Write out every line below that includes the word "petita".

━━━━━ Material ━━━━━

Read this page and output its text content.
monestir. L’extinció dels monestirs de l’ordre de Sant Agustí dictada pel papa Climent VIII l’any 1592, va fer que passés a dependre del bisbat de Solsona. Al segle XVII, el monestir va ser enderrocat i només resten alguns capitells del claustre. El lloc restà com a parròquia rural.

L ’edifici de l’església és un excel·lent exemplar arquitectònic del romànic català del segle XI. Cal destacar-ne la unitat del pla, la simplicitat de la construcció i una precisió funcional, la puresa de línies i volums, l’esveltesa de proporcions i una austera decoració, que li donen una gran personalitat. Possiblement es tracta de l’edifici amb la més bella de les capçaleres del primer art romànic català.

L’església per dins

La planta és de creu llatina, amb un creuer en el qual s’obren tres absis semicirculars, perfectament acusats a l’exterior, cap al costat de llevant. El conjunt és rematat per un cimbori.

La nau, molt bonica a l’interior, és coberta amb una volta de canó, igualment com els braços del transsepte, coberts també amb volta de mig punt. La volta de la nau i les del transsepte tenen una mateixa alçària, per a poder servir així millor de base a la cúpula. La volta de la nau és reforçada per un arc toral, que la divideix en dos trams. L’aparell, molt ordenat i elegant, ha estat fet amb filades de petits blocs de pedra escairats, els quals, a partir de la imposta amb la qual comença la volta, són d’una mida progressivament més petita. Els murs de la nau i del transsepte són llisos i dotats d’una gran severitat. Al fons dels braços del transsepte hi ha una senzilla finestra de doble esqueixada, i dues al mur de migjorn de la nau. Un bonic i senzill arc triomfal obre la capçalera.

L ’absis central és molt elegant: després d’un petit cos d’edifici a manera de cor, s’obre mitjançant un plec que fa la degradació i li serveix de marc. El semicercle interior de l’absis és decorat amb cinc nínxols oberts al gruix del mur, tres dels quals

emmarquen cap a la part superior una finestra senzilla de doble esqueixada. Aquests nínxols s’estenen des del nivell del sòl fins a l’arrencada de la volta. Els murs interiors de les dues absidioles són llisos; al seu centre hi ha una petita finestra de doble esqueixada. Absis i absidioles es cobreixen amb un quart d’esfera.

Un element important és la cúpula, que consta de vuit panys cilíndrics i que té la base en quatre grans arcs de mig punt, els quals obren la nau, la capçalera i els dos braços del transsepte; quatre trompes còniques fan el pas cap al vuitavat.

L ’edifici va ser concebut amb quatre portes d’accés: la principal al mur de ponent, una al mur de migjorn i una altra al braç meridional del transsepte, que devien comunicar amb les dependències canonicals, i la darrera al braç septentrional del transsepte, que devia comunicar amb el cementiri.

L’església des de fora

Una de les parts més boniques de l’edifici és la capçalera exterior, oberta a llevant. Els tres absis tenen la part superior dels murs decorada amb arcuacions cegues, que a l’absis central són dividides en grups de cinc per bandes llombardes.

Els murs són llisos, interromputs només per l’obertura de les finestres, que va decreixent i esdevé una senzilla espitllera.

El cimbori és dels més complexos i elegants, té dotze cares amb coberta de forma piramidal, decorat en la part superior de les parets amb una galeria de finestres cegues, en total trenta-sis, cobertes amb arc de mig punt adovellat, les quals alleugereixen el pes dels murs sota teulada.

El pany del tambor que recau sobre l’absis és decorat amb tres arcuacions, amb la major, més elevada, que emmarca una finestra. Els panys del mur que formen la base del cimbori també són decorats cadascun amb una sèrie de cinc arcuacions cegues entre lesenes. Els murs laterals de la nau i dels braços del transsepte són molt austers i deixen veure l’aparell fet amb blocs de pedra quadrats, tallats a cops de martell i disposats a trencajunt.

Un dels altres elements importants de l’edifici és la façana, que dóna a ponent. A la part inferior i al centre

━━━━━

- _Task solution_
La nau, molt bonica a l’interior, és coberta amb una volta de canó, igualment com els braços del transsepte, coberts també amb volta de mig punt. La volta de la nau i les del transsepte tenen una mateixa alçària, per a poder servir així millor de base a la cúpula. La volta de la nau és reforçada per un arc toral, que la divideix en dos trams. L’aparell, molt ordenat i elegant, ha estat fet amb filades de petits blocs de pedra escairats, els quals, a partir de la imposta amb la qual comença la volta, són d’una mida progressivament més petita. Els murs de la nau i del transsepte són llisos i dotats d’una gran severitat. Al fons dels braços del transsepte hi ha una senzilla finestra de doble esqueixada, i dues al mur de migjorn de la nau. Un bonic i senzill arc triomfal obre la capçalera.
emmarquen cap a la part superior una finestra senzilla de doble esqueixada. Aquests nínxols s’estenen des del nivell del sòl fins a l’arrencada de la volta. Els murs interiors de les dues absidioles són llisos; al seu centre hi ha una petita finestra de doble esqueixada. Absis i absidioles es cobreixen amb un quart d’esfera.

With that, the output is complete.